** Task requirements **
Please rewrite every entry below as a numbered list, leaving out blank lines and any pictures.

Recorded data:

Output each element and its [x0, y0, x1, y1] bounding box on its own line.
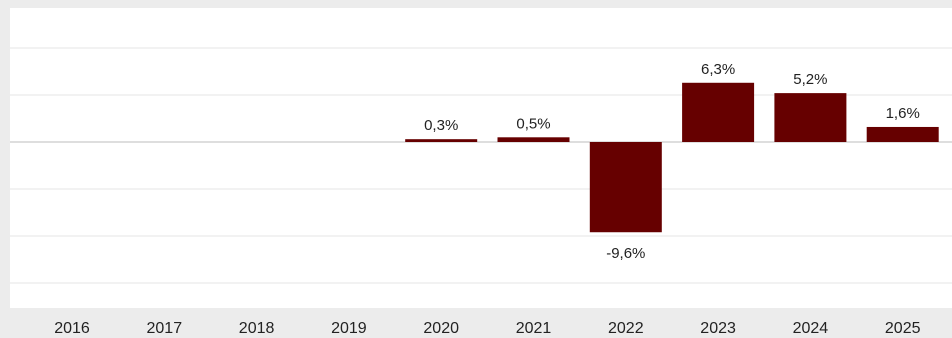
x-tick-label: 2025 [885, 320, 921, 337]
x-tick-label: 2023 [700, 320, 736, 337]
x-axis-tick-labels: 2016 2017 2018 2019 2020 2021 2022 2023 2024 2025 [54, 320, 920, 337]
bar [497, 137, 570, 142]
bar [682, 82, 755, 142]
data-label: 6,3% [701, 61, 735, 78]
x-tick-label: 2017 [147, 320, 183, 337]
data-label: 5,2% [793, 71, 827, 88]
x-tick-label: 2024 [793, 320, 829, 337]
bar [866, 126, 939, 142]
plot-area [10, 8, 952, 308]
data-label: 1,6% [886, 105, 920, 122]
data-label: 0,3% [424, 117, 458, 134]
x-tick-label: 2022 [608, 320, 644, 337]
bars [405, 82, 939, 233]
bar [589, 142, 662, 233]
data-label: 0,5% [516, 115, 550, 132]
x-tick-label: 2016 [54, 320, 90, 337]
x-tick-label: 2018 [239, 320, 275, 337]
data-labels: 0,3% 0,5% -9,6% 6,3% 5,2% 1,6% [424, 61, 920, 262]
data-label: -9,6% [606, 245, 645, 262]
x-tick-label: 2019 [331, 320, 367, 337]
bar [774, 93, 847, 142]
bar [405, 139, 478, 142]
x-tick-label: 2021 [516, 320, 552, 337]
x-tick-label: 2020 [423, 320, 459, 337]
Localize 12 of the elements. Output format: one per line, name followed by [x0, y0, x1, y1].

** Answer to this problem **
1. Output each element and its [x0, y0, x1, y1] bounding box on its own line.
2. x-tick-label: 2025 [885, 320, 921, 337]
3. x-tick-label: 2023 [700, 320, 736, 337]
4. x-axis-tick-labels: 2016 2017 2018 2019 2020 2021 2022 2023 2024 2025 [54, 320, 920, 337]
5. bar [497, 137, 570, 142]
6. bar [682, 82, 755, 142]
7. data-label: 6,3% [701, 61, 735, 78]
8. x-tick-label: 2017 [147, 320, 183, 337]
9. data-label: 5,2% [793, 71, 827, 88]
10. x-tick-label: 2024 [793, 320, 829, 337]
11. bar [866, 126, 939, 142]
12. plot-area [10, 8, 952, 308]
13. data-label: 1,6% [886, 105, 920, 122]
14. data-label: 0,3% [424, 117, 458, 134]
15. x-tick-label: 2022 [608, 320, 644, 337]
16. bars [405, 82, 939, 233]
17. bar [589, 142, 662, 233]
18. data-label: 0,5% [516, 115, 550, 132]
19. x-tick-label: 2016 [54, 320, 90, 337]
20. x-tick-label: 2018 [239, 320, 275, 337]
21. data-labels: 0,3% 0,5% -9,6% 6,3% 5,2% 1,6% [424, 61, 920, 262]
22. data-label: -9,6% [606, 245, 645, 262]
23. x-tick-label: 2019 [331, 320, 367, 337]
24. bar [774, 93, 847, 142]
25. bar [405, 139, 478, 142]
26. x-tick-label: 2021 [516, 320, 552, 337]
27. x-tick-label: 2020 [423, 320, 459, 337]
28. Localize 12 of the elements. Output format: one per line, name followed by [x0, y0, x1, y1].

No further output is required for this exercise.